Your instructions. Give every entry again, word for word and in full.

Exercise inputs.

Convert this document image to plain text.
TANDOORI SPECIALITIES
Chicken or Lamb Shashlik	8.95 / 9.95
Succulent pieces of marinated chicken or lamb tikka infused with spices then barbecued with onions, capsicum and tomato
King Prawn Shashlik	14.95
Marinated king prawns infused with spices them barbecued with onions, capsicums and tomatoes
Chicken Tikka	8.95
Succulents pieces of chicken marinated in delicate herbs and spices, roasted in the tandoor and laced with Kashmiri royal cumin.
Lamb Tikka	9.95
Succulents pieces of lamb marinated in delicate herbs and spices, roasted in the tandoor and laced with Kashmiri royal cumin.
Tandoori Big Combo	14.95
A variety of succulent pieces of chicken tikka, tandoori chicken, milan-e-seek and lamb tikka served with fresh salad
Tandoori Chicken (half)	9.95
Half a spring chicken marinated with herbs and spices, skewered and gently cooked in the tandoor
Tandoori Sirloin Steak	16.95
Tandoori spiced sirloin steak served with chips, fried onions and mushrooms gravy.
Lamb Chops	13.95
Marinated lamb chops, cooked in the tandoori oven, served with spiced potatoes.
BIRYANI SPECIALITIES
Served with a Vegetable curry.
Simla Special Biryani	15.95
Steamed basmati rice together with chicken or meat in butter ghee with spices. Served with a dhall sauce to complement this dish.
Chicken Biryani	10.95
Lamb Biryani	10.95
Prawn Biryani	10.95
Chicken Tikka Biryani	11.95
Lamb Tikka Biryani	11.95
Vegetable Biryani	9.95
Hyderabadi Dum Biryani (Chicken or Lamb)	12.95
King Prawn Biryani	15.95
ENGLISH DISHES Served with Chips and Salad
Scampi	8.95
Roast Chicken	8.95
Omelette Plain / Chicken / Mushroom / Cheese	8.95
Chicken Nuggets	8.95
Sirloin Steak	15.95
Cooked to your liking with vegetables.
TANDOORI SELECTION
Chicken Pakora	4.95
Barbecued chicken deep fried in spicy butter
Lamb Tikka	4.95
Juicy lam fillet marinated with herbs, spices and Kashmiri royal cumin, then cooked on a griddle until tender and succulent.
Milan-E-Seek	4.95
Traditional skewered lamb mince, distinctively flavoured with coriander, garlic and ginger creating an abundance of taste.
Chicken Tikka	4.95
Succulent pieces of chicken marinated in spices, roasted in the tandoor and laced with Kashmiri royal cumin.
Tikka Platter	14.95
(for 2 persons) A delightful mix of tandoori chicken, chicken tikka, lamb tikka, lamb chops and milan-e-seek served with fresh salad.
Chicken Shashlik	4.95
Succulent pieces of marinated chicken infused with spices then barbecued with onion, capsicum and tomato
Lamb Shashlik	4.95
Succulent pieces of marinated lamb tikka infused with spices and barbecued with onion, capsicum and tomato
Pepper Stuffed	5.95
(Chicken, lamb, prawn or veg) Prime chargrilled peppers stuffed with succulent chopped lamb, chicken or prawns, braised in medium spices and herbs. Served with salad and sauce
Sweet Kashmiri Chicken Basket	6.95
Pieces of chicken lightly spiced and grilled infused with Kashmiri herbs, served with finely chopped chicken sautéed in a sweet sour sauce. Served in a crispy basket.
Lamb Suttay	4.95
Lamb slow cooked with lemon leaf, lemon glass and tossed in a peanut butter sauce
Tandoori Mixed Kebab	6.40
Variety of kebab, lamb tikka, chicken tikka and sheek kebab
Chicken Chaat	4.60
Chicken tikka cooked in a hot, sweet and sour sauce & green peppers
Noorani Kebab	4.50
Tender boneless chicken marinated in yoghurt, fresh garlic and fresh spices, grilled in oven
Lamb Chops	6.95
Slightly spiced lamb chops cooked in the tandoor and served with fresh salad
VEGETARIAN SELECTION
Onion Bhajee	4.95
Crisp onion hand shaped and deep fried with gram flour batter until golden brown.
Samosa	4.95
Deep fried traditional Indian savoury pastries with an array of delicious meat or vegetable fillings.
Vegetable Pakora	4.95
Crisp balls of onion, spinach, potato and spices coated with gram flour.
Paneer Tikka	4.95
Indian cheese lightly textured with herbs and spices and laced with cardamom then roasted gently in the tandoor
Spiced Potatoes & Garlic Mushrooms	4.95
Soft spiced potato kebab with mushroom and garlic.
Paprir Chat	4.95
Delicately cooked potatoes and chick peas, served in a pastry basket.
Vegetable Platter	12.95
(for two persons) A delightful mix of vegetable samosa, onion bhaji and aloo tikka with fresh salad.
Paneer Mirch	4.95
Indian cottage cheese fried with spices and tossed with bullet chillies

Problem solution.
Convert this document image to plain text.
TANDOORI SPECIALITIES
Chicken or Lamb Shashlik	8.95 / 9.95
Succulent pieces of marinated chicken or lamb tikka infused with spices then barbecued with onions, capsicum and tomato
King Prawn Shashlik	14.95
Marinated king prawns infused with spices them barbecued with onions, capsicums and tomatoes
Chicken Tikka	8.95
Succulents pieces of chicken marinated in delicate herbs and spices, roasted in the tandoor and laced with Kashmiri royal cumin.
Lamb Tikka	9.95
Succulents pieces of lamb marinated in delicate herbs and spices, roasted in the tandoor and laced with Kashmiri royal cumin.
Tandoori Big Combo	14.95
A variety of succulent pieces of chicken tikka, tandoori chicken, milan-e-seek and lamb tikka served with fresh salad
Tandoori Chicken (half)	9.95
Half a spring chicken marinated with herbs and spices, skewered and gently cooked in the tandoor
Tandoori Sirloin Steak	16.95
Tandoori spiced sirloin steak served with chips, fried onions and mushrooms gravy.
Lamb Chops	13.95
Marinated lamb chops, cooked in the tandoori oven, served with spiced potatoes.
BIRYANI SPECIALITIES
Served with a Vegetable curry.
Simla Special Biryani	15.95
Steamed basmati rice together with chicken or meat in butter ghee with spices. Served with a dhall sauce to complement this dish.
Chicken Biryani	10.95
Lamb Biryani	10.95
Prawn Biryani	10.95
Chicken Tikka Biryani	11.95
Lamb Tikka Biryani	11.95
Vegetable Biryani	9.95
Hyderabadi Dum Biryani (Chicken or Lamb)	12.95
King Prawn Biryani	15.95
ENGLISH DISHES Served with Chips and Salad
Scampi	8.95
Roast Chicken	8.95
Omelette Plain / Chicken / Mushroom / Cheese	8.95
Chicken Nuggets	8.95
Sirloin Steak	15.95
Cooked to your liking with vegetables.
TANDOORI SELECTION
Chicken Pakora	4.95
Barbecued chicken deep fried in spicy butter
Lamb Tikka	4.95
Juicy lam fillet marinated with herbs, spices and Kashmiri royal cumin, then cooked on a griddle until tender and succulent.
Milan-E-Seek	4.95
Traditional skewered lamb mince, distinctively flavoured with coriander, garlic and ginger creating an abundance of taste.
Chicken Tikka	4.95
Succulent pieces of chicken marinated in spices, roasted in the tandoor and laced with Kashmiri royal cumin.
Tikka Platter	14.95
(for 2 persons) A delightful mix of tandoori chicken, chicken tikka, lamb tikka, lamb chops and milan-e-seek served with fresh salad.
Chicken Shashlik	4.95
Succulent pieces of marinated chicken infused with spices then barbecued with onion, capsicum and tomato
Lamb Shashlik	4.95
Succulent pieces of marinated lamb tikka infused with spices and barbecued with onion, capsicum and tomato
Pepper Stuffed	5.95
(Chicken, lamb, prawn or veg) Prime chargrilled peppers stuffed with succulent chopped lamb, chicken or prawns, braised in medium spices and herbs. Served with salad and sauce
Sweet Kashmiri Chicken Basket	6.95
Pieces of chicken lightly spiced and grilled infused with Kashmiri herbs, served with finely chopped chicken sautéed in a sweet sour sauce. Served in a crispy basket.
Lamb Suttay	4.95
Lamb slow cooked with lemon leaf, lemon glass and tossed in a peanut butter sauce
Tandoori Mixed Kebab	6.40
Variety of kebab, lamb tikka, chicken tikka and sheek kebab
Chicken Chaat	4.60
Chicken tikka cooked in a hot, sweet and sour sauce & green peppers
Noorani Kebab	4.50
Tender boneless chicken marinated in yoghurt, fresh garlic and fresh spices, grilled in oven
Lamb Chops	6.95
Slightly spiced lamb chops cooked in the tandoor and served with fresh salad
VEGETARIAN SELECTION
Onion Bhajee	4.95
Crisp onion hand shaped and deep fried with gram flour batter until golden brown.
Samosa	4.95
Deep fried traditional Indian savoury pastries with an array of delicious meat or vegetable fillings.
Vegetable Pakora	4.95
Crisp balls of onion, spinach, potato and spices coated with gram flour.
Paneer Tikka	4.95
Indian cheese lightly textured with herbs and spices and laced with cardamom then roasted gently in the tandoor
Spiced Potatoes & Garlic Mushrooms	4.95
Soft spiced potato kebab with mushroom and garlic.
Paprir Chat	4.95
Delicately cooked potatoes and chick peas, served in a pastry basket.
Vegetable Platter	12.95
(for two persons) A delightful mix of vegetable samosa, onion bhaji and aloo tikka with fresh salad.
Paneer Mirch	4.95
Indian cottage cheese fried with spices and tossed with bullet chillies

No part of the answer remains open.